== PROVIDED MATERIAL ==
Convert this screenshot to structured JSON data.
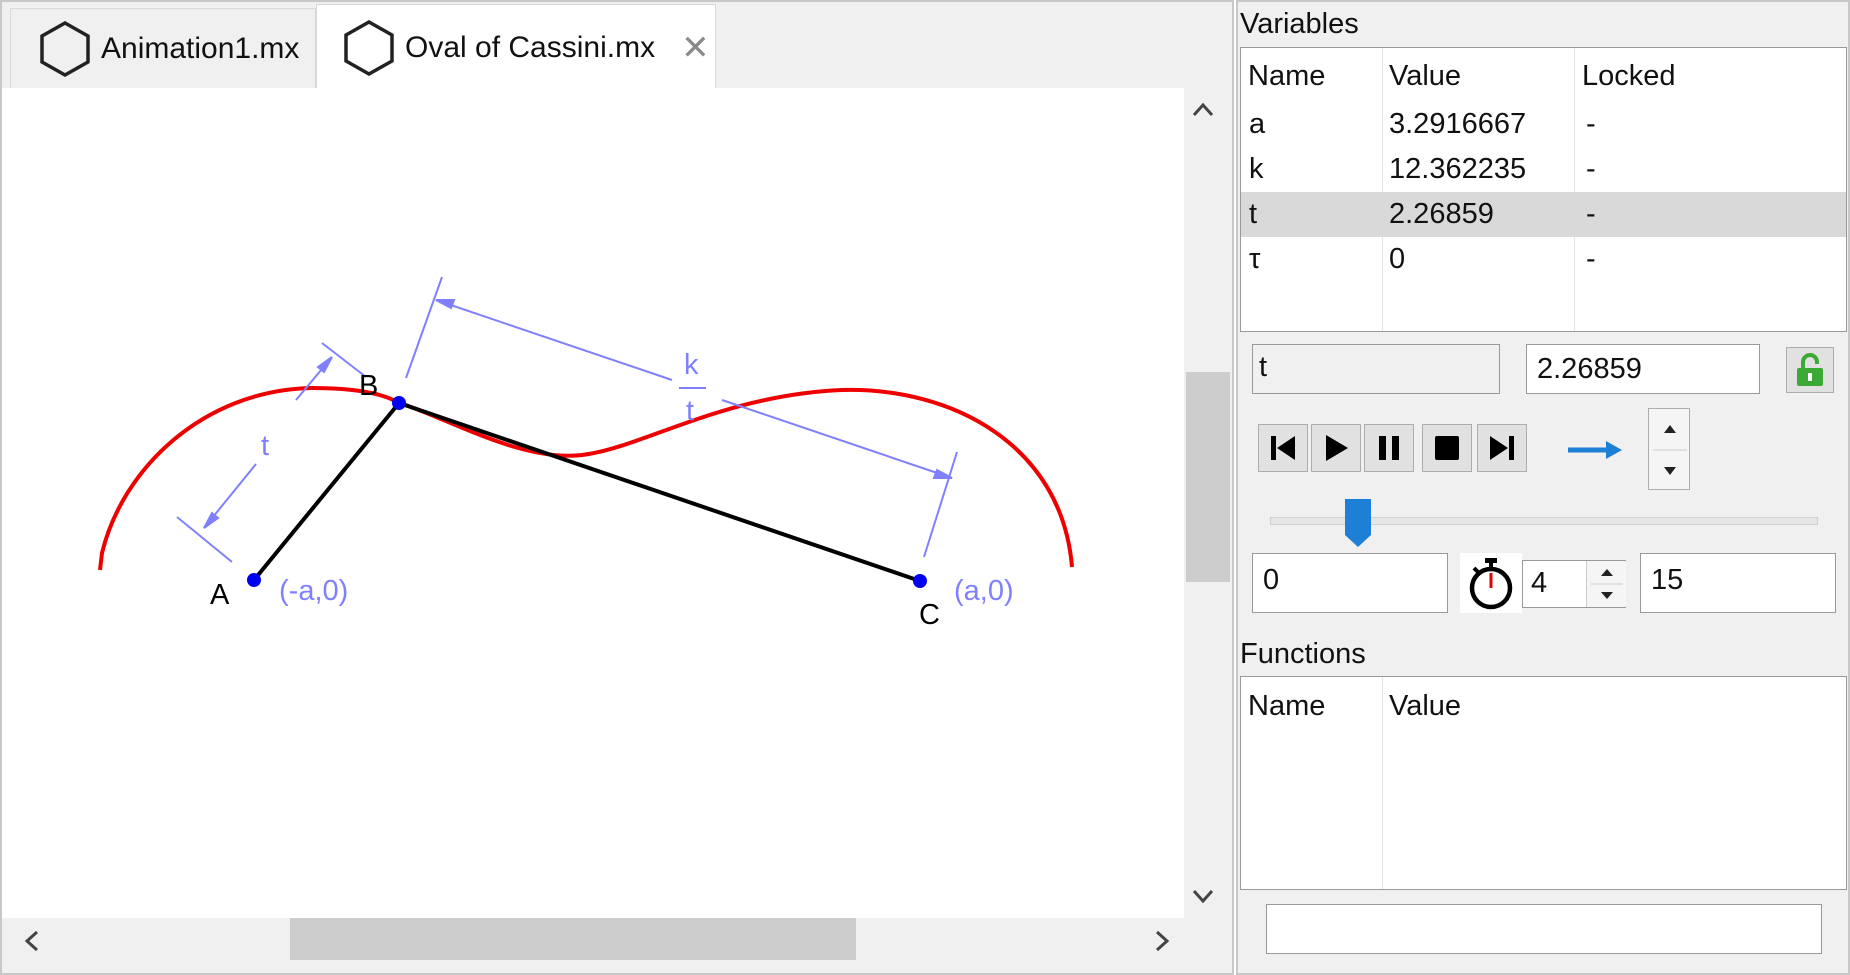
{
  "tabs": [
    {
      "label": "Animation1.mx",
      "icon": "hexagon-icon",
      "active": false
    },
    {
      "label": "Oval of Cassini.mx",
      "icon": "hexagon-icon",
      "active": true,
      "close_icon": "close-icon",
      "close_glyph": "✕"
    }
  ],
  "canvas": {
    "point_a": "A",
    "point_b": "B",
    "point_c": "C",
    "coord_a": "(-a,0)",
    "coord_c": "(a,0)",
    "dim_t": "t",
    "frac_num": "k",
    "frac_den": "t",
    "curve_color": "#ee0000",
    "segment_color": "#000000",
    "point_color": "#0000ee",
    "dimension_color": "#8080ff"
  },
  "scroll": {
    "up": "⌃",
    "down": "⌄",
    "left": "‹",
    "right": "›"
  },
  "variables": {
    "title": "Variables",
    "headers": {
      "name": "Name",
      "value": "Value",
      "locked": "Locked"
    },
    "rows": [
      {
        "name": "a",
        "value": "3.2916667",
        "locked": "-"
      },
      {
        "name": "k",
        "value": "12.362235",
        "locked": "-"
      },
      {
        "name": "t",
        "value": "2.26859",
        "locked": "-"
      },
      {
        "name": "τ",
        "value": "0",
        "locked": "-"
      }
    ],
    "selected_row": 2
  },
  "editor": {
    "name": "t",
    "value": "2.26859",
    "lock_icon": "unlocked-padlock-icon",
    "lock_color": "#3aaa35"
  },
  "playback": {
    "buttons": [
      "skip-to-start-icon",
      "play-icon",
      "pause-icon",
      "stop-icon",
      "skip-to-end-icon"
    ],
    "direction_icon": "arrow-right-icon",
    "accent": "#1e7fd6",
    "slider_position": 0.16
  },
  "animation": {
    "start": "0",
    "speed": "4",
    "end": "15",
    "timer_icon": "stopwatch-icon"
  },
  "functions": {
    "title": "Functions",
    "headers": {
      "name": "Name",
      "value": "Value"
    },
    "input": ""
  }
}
===
**TASK STATEMENT**
Search the data for "value". Copy every line that has it.

**FINAL RESULT**
      "value": "Value",
        "value": "3.2916667",
        "value": "12.362235",
        "value": "2.26859",
        "value": "0",
    "value": "2.26859",
      "value": "Value"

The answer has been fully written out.